### Dataset ###

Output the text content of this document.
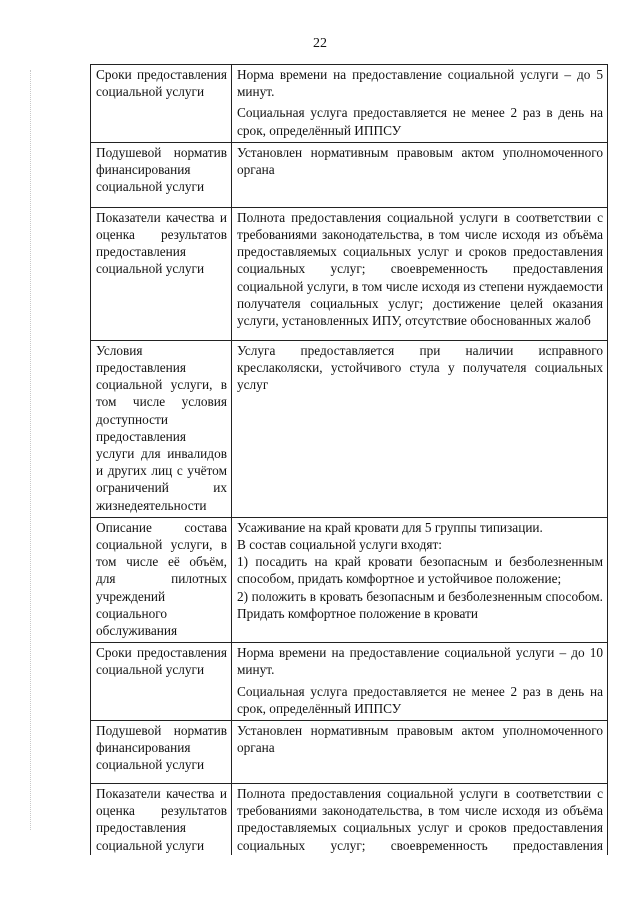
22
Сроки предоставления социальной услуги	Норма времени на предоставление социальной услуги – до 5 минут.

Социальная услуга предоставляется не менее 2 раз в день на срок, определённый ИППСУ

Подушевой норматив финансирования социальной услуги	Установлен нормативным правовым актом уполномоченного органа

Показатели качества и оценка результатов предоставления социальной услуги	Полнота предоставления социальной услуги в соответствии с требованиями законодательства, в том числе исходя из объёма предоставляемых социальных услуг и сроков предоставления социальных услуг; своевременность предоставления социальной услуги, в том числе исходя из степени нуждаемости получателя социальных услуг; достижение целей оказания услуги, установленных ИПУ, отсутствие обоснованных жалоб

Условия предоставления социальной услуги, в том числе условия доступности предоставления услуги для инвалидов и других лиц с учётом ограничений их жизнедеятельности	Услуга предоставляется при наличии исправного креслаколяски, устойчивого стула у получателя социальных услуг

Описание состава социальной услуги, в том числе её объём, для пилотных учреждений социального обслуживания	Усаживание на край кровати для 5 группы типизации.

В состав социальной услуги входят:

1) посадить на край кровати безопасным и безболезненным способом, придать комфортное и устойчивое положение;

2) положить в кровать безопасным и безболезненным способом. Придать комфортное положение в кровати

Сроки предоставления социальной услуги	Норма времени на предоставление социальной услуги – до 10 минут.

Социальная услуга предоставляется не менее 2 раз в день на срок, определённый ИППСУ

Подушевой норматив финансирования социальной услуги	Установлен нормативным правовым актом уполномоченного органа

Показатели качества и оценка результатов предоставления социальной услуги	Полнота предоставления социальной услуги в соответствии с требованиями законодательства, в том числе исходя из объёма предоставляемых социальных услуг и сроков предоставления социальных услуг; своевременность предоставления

###

▸ **Exercise instructions**: Omit the pictures, then quote the rest of the material above exactly.

▸ **Result**:
Output the text content of this document.
22
Сроки предоставления социальной услуги	Норма времени на предоставление социальной услуги – до 5 минут.

Социальная услуга предоставляется не менее 2 раз в день на срок, определённый ИППСУ

Подушевой норматив финансирования социальной услуги	Установлен нормативным правовым актом уполномоченного органа

Показатели качества и оценка результатов предоставления социальной услуги	Полнота предоставления социальной услуги в соответствии с требованиями законодательства, в том числе исходя из объёма предоставляемых социальных услуг и сроков предоставления социальных услуг; своевременность предоставления социальной услуги, в том числе исходя из степени нуждаемости получателя социальных услуг; достижение целей оказания услуги, установленных ИПУ, отсутствие обоснованных жалоб

Условия предоставления социальной услуги, в том числе условия доступности предоставления услуги для инвалидов и других лиц с учётом ограничений их жизнедеятельности	Услуга предоставляется при наличии исправного креслаколяски, устойчивого стула у получателя социальных услуг

Описание состава социальной услуги, в том числе её объём, для пилотных учреждений социального обслуживания	Усаживание на край кровати для 5 группы типизации.

В состав социальной услуги входят:

1) посадить на край кровати безопасным и безболезненным способом, придать комфортное и устойчивое положение;

2) положить в кровать безопасным и безболезненным способом. Придать комфортное положение в кровати

Сроки предоставления социальной услуги	Норма времени на предоставление социальной услуги – до 10 минут.

Социальная услуга предоставляется не менее 2 раз в день на срок, определённый ИППСУ

Подушевой норматив финансирования социальной услуги	Установлен нормативным правовым актом уполномоченного органа

Показатели качества и оценка результатов предоставления социальной услуги	Полнота предоставления социальной услуги в соответствии с требованиями законодательства, в том числе исходя из объёма предоставляемых социальных услуг и сроков предоставления социальных услуг; своевременность предоставления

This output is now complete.